Saved data entries:
※

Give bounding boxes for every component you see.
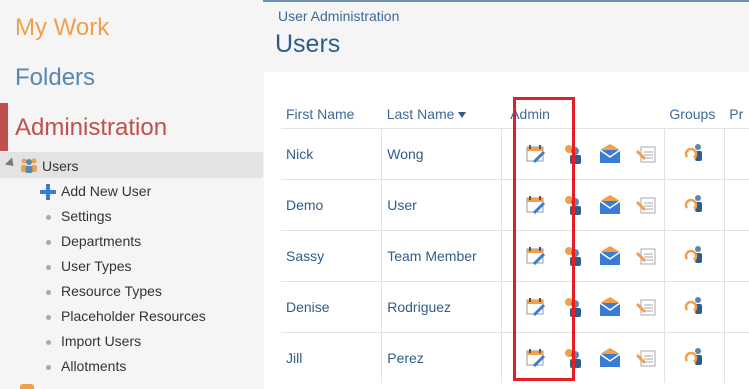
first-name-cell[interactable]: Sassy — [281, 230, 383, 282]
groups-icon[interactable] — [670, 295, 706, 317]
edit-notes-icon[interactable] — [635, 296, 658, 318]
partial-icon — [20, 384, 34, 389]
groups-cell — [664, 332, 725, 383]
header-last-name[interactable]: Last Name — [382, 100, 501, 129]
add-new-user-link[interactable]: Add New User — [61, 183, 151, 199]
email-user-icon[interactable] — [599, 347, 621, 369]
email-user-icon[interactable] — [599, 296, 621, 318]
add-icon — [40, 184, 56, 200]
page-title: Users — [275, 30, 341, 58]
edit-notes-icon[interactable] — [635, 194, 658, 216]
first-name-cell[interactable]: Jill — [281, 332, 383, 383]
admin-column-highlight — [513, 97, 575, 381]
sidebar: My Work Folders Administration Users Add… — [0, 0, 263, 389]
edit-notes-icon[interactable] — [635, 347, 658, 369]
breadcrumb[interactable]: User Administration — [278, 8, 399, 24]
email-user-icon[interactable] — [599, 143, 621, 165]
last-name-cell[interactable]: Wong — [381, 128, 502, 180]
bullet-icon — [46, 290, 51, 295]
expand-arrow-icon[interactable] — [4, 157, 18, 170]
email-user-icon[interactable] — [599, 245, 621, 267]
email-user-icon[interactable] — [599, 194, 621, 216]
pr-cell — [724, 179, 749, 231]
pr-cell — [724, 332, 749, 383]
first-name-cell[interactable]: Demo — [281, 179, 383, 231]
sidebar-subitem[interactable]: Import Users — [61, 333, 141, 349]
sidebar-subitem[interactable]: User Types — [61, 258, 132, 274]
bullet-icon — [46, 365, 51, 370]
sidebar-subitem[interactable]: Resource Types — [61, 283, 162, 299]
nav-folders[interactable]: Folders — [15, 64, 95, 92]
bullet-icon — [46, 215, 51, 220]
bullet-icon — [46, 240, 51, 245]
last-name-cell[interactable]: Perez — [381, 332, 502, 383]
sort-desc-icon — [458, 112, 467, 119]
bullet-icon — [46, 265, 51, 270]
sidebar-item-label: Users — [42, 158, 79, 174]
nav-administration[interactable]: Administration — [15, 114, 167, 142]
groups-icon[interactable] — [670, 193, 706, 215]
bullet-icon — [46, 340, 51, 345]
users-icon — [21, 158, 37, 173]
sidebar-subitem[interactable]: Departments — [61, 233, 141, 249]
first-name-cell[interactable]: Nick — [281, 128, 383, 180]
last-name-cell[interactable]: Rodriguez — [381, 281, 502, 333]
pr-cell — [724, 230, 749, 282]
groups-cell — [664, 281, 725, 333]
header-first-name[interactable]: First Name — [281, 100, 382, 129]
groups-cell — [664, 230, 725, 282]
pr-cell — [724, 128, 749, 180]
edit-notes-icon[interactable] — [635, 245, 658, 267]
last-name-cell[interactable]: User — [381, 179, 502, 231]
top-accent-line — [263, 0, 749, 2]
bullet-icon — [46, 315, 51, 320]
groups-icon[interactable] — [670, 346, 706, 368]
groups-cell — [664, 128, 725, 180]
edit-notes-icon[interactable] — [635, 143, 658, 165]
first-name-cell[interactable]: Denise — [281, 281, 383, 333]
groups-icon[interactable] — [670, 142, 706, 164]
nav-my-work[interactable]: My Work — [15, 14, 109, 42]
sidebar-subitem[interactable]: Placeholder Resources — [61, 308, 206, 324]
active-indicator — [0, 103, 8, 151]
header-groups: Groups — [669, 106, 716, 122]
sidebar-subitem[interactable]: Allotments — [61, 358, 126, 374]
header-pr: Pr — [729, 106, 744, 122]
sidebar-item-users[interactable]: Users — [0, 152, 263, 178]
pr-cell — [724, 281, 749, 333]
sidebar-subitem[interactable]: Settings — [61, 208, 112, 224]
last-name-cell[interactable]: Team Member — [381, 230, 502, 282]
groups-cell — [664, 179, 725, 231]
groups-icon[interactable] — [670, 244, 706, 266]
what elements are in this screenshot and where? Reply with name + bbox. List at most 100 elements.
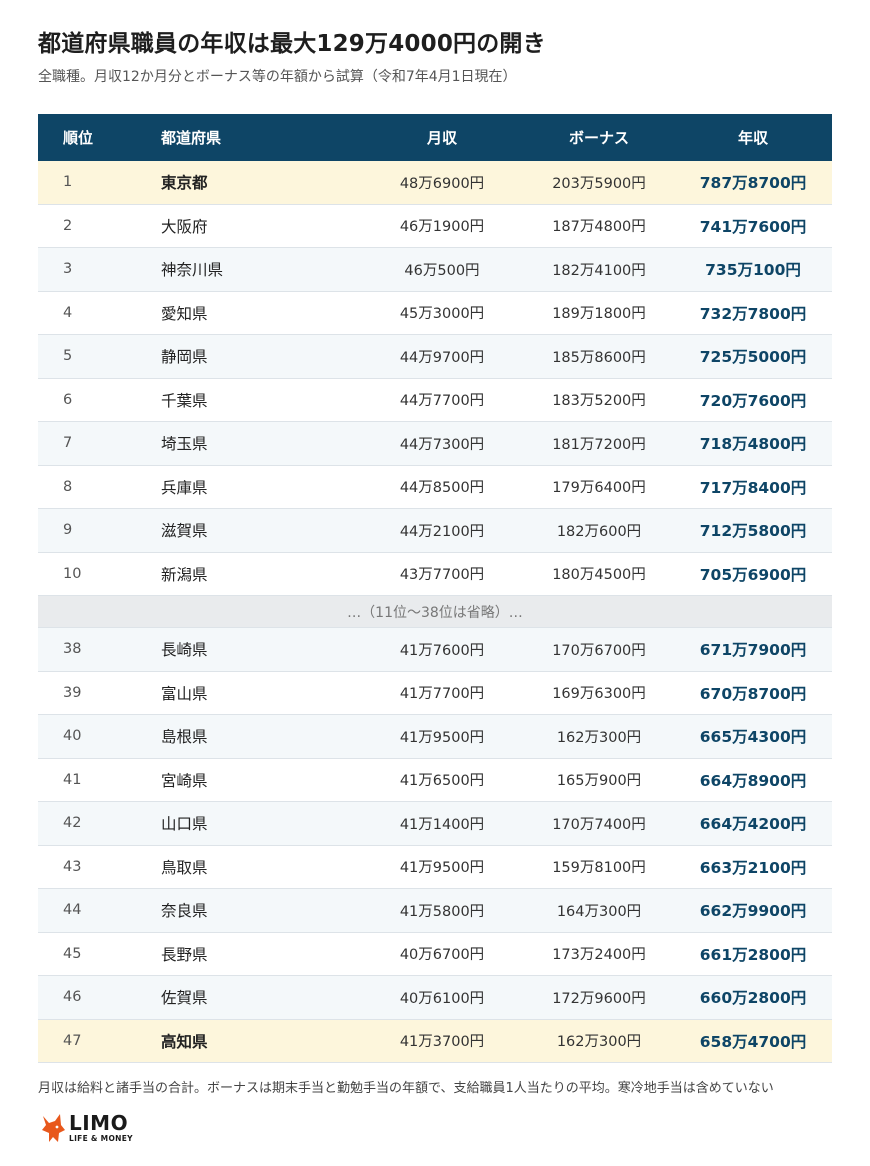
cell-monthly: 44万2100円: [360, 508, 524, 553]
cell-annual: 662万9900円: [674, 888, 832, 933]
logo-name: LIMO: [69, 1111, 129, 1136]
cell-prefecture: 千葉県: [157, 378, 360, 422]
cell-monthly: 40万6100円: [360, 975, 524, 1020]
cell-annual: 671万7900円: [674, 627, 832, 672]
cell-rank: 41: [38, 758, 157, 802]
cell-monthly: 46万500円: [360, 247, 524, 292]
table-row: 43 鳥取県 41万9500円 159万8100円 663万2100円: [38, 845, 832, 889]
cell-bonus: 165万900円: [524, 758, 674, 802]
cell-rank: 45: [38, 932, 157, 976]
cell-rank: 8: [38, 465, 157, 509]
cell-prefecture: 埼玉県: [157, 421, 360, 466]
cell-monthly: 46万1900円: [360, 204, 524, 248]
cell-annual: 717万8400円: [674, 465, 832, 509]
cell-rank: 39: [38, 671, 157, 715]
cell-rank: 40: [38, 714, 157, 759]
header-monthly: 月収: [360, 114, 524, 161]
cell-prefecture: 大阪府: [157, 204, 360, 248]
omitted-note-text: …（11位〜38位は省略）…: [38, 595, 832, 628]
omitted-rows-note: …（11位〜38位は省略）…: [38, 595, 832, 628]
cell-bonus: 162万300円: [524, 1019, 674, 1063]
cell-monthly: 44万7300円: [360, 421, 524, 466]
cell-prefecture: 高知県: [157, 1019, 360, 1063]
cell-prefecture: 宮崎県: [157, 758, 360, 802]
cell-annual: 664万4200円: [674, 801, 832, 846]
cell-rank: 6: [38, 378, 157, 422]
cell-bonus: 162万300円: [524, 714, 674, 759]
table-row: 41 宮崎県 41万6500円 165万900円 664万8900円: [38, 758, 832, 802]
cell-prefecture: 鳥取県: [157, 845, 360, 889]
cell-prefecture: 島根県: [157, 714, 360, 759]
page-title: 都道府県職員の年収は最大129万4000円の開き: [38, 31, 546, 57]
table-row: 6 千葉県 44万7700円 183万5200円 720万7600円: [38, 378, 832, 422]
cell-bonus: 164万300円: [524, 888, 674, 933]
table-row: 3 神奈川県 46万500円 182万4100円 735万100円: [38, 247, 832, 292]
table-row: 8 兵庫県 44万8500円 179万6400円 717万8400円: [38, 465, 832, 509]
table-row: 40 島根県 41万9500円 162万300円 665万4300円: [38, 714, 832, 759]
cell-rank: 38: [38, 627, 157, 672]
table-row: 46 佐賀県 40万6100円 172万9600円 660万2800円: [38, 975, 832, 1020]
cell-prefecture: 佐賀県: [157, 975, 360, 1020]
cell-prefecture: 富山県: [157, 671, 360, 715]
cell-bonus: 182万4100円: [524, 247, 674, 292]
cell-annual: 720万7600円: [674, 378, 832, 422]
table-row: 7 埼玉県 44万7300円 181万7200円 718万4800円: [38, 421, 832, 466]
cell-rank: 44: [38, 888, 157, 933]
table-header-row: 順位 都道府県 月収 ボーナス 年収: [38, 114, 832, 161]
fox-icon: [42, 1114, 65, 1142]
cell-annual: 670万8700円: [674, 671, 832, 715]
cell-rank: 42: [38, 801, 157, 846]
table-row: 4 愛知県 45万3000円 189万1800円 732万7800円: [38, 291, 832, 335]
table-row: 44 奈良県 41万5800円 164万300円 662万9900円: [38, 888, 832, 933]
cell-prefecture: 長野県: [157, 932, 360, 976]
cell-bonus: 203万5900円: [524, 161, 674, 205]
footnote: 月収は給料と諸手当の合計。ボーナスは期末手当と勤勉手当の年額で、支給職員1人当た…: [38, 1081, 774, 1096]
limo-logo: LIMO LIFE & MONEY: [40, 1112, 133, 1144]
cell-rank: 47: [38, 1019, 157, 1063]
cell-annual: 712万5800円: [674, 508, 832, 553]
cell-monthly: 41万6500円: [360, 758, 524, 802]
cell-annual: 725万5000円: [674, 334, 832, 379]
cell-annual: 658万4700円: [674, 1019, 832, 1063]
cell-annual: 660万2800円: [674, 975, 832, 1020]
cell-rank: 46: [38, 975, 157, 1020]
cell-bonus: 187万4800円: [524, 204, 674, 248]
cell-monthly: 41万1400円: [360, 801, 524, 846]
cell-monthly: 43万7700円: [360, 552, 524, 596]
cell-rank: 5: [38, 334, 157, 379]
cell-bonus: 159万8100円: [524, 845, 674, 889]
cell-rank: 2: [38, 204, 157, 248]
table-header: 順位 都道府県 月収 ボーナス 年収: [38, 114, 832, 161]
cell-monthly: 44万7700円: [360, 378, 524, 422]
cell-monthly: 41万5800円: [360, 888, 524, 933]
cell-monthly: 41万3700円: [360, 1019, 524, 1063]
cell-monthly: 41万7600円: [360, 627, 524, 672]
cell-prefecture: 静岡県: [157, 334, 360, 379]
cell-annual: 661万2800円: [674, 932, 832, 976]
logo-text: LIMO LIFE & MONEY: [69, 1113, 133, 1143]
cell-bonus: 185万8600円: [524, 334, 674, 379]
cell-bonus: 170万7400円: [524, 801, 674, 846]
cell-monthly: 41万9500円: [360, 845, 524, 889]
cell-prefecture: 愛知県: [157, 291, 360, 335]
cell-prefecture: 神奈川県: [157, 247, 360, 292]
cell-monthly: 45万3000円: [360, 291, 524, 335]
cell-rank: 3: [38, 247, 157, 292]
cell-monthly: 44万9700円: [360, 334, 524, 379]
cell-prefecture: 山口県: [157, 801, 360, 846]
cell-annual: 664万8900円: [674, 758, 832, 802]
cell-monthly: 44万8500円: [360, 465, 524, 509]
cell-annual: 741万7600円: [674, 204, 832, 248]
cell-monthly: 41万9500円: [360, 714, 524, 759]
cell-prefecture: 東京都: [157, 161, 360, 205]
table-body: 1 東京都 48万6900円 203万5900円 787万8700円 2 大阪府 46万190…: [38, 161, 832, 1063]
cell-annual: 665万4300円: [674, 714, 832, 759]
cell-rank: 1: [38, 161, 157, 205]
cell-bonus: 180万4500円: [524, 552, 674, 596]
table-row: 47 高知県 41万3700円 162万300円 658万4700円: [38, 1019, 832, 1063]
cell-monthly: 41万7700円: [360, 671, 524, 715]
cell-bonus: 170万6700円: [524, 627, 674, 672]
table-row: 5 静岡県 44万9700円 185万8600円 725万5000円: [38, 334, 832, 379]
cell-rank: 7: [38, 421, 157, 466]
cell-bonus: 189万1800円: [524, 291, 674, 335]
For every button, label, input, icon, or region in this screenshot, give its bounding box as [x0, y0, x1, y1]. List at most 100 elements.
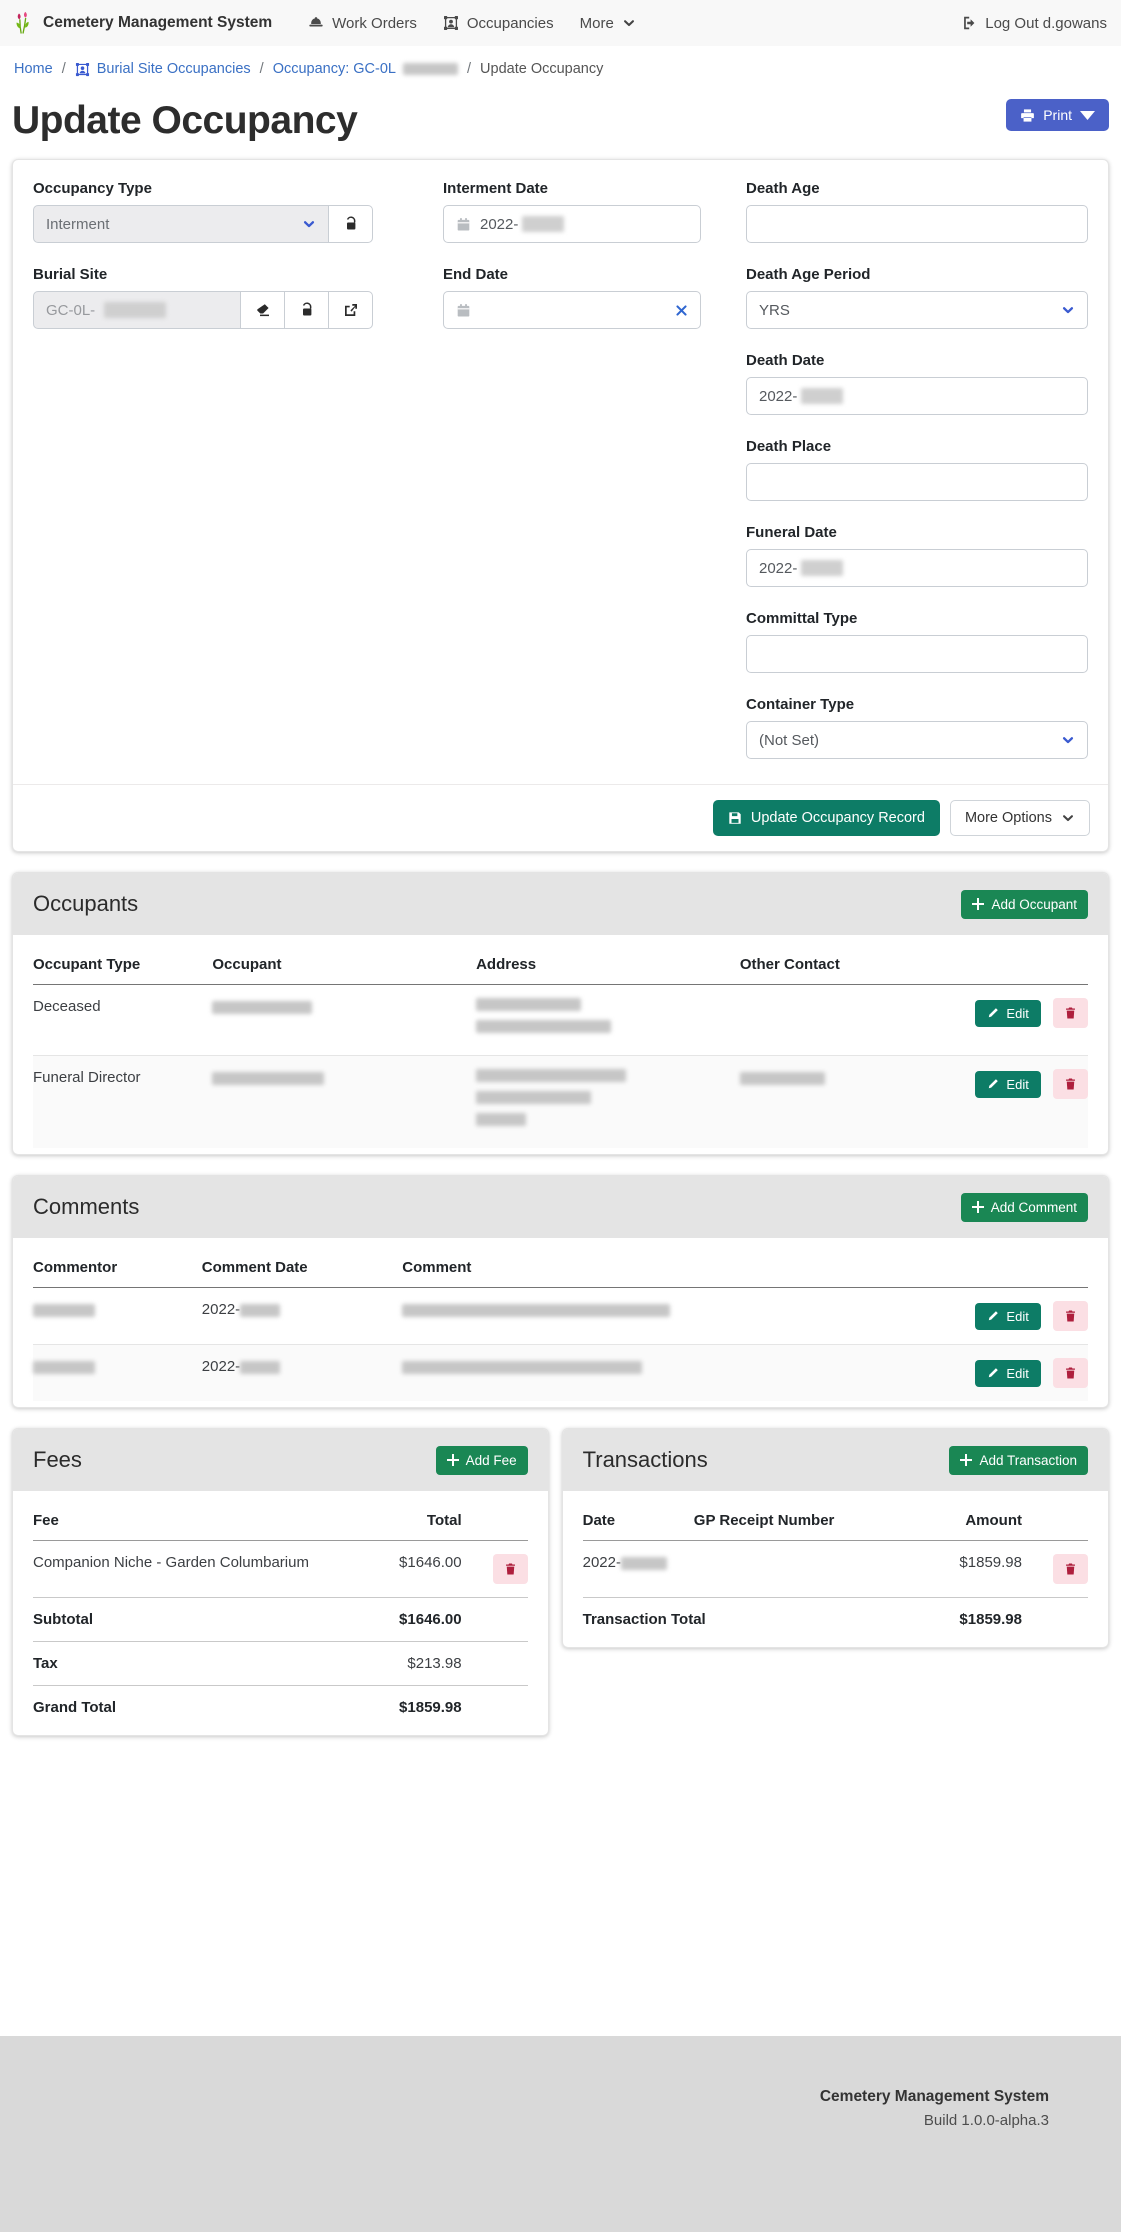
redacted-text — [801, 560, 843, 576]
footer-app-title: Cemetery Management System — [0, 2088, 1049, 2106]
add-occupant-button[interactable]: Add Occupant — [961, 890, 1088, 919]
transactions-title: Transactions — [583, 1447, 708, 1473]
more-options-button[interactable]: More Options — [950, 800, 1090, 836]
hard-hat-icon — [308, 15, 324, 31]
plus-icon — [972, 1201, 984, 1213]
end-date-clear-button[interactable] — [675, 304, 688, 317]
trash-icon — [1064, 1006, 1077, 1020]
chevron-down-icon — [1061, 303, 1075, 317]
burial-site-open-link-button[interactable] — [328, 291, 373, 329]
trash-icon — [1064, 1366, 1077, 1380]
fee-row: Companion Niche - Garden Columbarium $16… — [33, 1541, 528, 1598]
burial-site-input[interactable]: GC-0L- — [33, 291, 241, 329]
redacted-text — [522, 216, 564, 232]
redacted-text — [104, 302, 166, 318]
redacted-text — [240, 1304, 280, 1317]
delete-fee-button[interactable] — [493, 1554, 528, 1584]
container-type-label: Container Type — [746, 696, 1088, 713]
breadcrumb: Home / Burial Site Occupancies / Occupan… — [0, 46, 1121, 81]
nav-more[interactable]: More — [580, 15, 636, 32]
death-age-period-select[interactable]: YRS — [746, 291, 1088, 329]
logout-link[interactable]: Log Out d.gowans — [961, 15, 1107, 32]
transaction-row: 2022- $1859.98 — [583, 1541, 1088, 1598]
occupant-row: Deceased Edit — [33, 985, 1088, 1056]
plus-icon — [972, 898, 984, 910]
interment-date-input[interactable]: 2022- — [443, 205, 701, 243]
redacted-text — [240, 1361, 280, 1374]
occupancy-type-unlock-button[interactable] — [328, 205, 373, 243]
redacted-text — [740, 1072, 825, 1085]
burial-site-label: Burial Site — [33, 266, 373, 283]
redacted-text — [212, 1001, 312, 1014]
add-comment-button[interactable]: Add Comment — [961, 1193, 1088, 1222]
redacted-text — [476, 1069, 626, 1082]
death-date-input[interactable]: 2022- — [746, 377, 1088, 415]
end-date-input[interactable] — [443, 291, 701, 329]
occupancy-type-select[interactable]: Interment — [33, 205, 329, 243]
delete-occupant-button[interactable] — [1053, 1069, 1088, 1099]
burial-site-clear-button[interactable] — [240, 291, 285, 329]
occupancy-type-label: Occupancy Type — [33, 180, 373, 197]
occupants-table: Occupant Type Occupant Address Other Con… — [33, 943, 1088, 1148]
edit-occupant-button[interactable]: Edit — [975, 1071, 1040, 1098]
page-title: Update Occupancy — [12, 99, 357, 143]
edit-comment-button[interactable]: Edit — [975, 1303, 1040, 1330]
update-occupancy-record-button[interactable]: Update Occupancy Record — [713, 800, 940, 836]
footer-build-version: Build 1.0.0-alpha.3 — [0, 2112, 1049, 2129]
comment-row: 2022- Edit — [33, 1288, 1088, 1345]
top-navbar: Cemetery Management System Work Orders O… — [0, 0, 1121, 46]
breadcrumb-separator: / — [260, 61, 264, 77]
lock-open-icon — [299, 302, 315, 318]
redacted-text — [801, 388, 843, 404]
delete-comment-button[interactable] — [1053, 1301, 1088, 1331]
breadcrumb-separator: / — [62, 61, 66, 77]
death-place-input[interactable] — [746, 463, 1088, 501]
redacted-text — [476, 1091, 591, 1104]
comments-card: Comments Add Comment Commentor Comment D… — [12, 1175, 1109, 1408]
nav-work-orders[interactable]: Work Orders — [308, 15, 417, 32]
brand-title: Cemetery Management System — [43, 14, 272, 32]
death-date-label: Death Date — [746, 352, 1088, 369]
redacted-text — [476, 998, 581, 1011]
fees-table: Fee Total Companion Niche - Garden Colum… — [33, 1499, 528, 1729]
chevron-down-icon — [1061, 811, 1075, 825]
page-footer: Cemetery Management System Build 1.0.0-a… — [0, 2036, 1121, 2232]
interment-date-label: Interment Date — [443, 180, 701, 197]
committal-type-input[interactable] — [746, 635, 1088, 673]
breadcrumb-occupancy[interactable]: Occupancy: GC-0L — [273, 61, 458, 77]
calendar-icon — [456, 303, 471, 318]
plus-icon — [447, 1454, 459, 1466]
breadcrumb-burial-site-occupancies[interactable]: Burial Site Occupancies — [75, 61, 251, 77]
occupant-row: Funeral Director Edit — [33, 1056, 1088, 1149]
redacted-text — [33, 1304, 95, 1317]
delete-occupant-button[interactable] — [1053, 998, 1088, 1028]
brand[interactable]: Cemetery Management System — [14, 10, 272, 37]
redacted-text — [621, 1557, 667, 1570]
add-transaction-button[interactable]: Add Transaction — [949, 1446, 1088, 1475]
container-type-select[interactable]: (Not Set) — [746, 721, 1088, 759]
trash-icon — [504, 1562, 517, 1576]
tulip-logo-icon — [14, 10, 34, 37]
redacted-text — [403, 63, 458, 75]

※

> **WRITTEN INSTRUCTION**: Count the rows above that contain the word "More" and give only the number.

> **WRITTEN ANSWER**: 2